**What is being asked**. Identify every line in the records below that contains the word "image", and reproduce each one.

Records from a collection of figures
----------

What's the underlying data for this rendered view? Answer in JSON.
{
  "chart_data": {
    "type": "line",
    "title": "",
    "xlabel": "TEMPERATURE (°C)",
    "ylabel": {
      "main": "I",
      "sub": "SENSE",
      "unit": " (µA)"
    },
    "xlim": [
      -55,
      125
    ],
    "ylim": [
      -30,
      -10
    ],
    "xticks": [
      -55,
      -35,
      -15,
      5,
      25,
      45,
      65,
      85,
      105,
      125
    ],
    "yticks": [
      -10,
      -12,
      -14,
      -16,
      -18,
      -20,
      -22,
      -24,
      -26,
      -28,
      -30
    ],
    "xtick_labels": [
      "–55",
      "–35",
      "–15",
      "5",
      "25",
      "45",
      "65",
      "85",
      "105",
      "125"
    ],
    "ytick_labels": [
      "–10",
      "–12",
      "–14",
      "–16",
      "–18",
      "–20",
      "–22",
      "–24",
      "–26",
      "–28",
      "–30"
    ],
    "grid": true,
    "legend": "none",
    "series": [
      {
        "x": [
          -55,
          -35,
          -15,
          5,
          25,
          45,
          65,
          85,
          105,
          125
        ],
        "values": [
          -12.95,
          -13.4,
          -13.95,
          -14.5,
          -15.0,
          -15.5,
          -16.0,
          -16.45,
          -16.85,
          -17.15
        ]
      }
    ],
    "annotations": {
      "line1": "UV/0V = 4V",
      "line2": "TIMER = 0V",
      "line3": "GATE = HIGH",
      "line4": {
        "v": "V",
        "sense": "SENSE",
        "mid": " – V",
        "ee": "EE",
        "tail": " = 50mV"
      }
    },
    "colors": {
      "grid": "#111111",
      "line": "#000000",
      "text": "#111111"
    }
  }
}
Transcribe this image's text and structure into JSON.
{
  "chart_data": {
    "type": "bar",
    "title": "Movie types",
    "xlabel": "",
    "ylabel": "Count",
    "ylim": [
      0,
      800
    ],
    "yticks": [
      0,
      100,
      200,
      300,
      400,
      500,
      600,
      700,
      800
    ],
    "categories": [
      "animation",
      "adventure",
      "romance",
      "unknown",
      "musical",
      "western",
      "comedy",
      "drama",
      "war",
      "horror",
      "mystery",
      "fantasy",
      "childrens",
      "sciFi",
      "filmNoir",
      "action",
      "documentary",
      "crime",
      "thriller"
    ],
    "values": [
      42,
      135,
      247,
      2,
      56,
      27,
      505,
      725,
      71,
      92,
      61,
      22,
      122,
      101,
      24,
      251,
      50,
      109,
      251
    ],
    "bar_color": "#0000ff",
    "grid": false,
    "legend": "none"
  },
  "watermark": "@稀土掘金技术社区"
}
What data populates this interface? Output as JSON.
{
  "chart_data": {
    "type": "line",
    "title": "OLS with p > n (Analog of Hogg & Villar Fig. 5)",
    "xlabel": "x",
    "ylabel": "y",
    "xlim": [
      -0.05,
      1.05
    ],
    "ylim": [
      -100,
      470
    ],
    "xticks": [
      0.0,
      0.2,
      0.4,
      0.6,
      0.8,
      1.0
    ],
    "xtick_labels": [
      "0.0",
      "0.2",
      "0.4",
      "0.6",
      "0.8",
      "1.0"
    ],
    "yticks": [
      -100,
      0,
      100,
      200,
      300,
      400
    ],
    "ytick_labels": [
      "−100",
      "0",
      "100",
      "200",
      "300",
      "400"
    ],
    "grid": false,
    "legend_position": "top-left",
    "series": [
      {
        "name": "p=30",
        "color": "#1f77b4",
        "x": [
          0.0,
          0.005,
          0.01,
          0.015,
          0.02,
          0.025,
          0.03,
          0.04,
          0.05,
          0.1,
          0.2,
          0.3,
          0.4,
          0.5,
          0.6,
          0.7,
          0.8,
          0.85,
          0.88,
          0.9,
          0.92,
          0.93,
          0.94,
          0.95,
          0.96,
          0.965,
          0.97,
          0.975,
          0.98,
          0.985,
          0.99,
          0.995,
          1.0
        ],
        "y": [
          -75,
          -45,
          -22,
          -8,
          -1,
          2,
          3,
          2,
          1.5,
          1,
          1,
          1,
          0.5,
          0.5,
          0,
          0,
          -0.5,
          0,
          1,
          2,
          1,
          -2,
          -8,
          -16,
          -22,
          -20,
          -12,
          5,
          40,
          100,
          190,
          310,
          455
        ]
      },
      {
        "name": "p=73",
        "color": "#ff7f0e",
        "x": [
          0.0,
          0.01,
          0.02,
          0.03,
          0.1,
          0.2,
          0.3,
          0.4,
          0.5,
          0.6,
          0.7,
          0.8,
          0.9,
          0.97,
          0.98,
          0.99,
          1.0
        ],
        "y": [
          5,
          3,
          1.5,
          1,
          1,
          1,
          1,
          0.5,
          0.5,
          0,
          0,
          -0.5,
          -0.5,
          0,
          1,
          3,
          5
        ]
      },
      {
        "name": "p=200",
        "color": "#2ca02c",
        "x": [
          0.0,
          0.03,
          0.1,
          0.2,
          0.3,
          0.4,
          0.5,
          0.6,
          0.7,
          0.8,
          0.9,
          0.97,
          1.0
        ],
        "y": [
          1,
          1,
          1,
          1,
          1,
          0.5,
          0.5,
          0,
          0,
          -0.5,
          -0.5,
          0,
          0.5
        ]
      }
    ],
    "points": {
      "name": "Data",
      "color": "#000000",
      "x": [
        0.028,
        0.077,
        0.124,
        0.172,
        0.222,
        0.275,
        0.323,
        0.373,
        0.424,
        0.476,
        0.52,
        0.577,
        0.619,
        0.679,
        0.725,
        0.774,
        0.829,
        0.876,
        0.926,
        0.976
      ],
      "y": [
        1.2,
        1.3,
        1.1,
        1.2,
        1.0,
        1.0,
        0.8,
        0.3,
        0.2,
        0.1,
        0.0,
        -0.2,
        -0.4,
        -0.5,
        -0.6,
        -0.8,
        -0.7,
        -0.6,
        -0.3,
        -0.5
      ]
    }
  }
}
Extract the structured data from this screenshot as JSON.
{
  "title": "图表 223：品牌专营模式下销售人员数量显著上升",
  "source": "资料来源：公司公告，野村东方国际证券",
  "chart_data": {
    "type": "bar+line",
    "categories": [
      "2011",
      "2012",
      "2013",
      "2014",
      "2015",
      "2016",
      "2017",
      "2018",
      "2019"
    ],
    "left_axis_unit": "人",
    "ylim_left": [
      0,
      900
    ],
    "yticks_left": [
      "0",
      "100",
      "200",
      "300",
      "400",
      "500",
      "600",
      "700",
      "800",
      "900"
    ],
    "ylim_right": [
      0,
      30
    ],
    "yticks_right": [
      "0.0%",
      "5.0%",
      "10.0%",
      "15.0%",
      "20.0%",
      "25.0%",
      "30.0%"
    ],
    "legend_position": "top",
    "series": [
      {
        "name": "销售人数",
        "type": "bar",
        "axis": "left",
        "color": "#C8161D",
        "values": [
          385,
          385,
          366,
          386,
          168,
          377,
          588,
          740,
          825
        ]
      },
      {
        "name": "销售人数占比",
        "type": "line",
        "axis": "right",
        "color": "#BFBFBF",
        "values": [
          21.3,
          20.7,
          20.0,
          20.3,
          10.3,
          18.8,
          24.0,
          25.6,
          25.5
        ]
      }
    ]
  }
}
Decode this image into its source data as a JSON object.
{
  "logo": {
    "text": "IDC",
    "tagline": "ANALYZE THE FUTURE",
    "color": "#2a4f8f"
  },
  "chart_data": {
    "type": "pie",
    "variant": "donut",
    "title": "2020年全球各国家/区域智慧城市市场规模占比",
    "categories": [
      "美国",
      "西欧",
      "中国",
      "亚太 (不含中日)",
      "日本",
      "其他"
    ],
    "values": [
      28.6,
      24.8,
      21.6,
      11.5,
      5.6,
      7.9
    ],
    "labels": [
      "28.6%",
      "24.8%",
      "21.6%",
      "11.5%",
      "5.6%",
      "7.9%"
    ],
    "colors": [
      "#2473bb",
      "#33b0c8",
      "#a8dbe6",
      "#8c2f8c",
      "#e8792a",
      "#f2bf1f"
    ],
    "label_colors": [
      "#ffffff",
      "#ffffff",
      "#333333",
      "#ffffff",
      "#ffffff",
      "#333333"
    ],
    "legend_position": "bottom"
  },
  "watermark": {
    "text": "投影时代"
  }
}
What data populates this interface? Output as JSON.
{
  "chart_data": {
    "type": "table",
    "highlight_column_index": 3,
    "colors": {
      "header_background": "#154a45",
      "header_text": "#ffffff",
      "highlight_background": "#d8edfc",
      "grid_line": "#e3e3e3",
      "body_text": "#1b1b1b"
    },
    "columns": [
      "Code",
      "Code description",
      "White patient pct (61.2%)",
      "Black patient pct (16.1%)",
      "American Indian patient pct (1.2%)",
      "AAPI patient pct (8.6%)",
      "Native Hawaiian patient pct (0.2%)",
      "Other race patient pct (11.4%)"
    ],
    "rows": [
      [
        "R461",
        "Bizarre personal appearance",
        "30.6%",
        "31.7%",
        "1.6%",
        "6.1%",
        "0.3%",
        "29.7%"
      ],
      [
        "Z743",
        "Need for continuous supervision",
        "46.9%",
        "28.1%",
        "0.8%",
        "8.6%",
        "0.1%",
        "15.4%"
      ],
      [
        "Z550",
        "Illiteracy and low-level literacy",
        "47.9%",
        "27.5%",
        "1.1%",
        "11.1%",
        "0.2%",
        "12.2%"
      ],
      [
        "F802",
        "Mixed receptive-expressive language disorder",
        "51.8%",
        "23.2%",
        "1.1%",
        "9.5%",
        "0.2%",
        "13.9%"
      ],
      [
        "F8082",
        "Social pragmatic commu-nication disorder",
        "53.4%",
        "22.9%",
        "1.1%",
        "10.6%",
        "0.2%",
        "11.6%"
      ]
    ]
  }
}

----------

**Exercise result**.
Transcribe this image's text and structure into JSON.
Decode this image into its source data as a JSON object.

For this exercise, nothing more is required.